• [Text excerpt]:
★ ★ ★

Sugar and salt help you absorb and retain the water to prevent dehydration, as well as replenish the salt to prevent hyponatremia (low blood sodium), both of which conditions can send you to the hospital on a long hot walk. The goal is up to 7% sugar concentration (glucose or sucrose are preferred) and salt of 1-2 grams per liter. Higher sugar content, above 8%, may actually slow water absorption.
Cost:Here is where the big savings come in, these are about 6 cents for a 20 ounce sports bottle's worth, a whopping savings over the $1 or so you will pay for a bottle of Gatorade or Powerade at the store.
Basic Sports Drink
1 quart (32 oz) or 1 liter water
1/3 cup sugar
1/4 teaspoon table salt
Flavoring to taste - orange juice, lemon juice, etc.
20-Oz. Sports Bottle's Worth of Sports Drink
3 tablespoons table sugar
1/8 teaspoon table salt
Flavoring to taste - orange juice, lemon juice, unsweetened Kool-Aid or Wyler's drink mix, etc. Suggest trying 2-3 tablespoons of juice or 1/3 packet of unsweetened Kool-Aid.

★ ★ ★

(Document structure recognition data)

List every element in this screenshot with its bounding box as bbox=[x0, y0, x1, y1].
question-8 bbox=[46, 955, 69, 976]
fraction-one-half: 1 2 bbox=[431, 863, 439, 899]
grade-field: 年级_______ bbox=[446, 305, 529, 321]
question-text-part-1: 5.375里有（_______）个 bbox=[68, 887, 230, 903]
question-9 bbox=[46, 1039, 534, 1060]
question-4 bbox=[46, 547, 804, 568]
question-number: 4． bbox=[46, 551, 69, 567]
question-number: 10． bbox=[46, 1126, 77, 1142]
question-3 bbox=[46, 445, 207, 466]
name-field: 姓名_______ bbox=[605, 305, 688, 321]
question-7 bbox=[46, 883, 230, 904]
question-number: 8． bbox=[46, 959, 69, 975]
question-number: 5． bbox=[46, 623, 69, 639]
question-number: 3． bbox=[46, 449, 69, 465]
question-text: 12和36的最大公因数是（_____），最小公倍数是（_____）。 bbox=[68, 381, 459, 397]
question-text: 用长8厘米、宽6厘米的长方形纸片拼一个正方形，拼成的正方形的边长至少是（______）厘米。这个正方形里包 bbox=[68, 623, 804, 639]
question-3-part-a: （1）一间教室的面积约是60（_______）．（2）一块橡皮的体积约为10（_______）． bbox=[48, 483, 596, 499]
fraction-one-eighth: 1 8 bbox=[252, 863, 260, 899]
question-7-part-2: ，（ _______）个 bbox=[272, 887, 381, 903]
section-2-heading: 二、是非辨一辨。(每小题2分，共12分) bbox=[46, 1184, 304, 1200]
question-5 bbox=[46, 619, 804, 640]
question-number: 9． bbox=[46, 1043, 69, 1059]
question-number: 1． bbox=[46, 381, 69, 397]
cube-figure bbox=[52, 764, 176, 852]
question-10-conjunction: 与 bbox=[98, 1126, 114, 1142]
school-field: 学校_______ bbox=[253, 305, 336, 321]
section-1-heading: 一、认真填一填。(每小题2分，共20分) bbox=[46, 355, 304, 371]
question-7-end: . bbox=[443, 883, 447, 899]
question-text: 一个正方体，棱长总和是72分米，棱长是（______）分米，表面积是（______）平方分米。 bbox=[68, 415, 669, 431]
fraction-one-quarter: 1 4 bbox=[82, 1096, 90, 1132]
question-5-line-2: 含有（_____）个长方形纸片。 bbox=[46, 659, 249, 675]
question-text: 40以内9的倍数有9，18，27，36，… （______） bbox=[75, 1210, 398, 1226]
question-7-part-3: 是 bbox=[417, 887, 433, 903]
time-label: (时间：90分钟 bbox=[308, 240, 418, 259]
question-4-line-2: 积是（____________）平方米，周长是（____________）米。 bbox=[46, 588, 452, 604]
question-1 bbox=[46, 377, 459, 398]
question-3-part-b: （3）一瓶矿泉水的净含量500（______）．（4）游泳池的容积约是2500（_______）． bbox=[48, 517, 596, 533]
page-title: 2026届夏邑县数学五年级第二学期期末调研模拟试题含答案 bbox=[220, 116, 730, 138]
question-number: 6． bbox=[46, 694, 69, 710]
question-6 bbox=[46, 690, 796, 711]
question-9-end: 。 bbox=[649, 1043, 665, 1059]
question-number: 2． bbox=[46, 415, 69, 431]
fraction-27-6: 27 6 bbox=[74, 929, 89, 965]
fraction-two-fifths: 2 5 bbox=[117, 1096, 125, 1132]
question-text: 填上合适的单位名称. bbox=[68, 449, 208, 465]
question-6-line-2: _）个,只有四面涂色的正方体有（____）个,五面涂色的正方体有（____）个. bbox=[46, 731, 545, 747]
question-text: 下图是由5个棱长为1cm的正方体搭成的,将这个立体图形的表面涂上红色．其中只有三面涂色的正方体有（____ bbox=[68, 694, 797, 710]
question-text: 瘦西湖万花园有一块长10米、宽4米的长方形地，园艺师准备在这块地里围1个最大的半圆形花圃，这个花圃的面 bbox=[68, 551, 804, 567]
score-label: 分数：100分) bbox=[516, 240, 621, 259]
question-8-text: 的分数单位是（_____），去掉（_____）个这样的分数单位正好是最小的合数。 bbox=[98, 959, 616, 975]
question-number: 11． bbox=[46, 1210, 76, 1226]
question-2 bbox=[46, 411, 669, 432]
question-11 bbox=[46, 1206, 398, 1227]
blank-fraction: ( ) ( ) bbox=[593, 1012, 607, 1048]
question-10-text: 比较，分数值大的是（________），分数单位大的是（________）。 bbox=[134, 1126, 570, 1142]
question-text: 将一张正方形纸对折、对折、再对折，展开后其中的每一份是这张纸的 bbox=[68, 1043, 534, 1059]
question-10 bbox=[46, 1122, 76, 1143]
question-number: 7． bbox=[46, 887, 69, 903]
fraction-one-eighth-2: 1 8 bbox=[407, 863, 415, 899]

★ ★ ★

• [Exercise prompt]:
In the sports drink text, how much table salt does the 20-ounce sports bottle recipe call for?

• [Exercise output]:
1/8 teaspoon of table salt.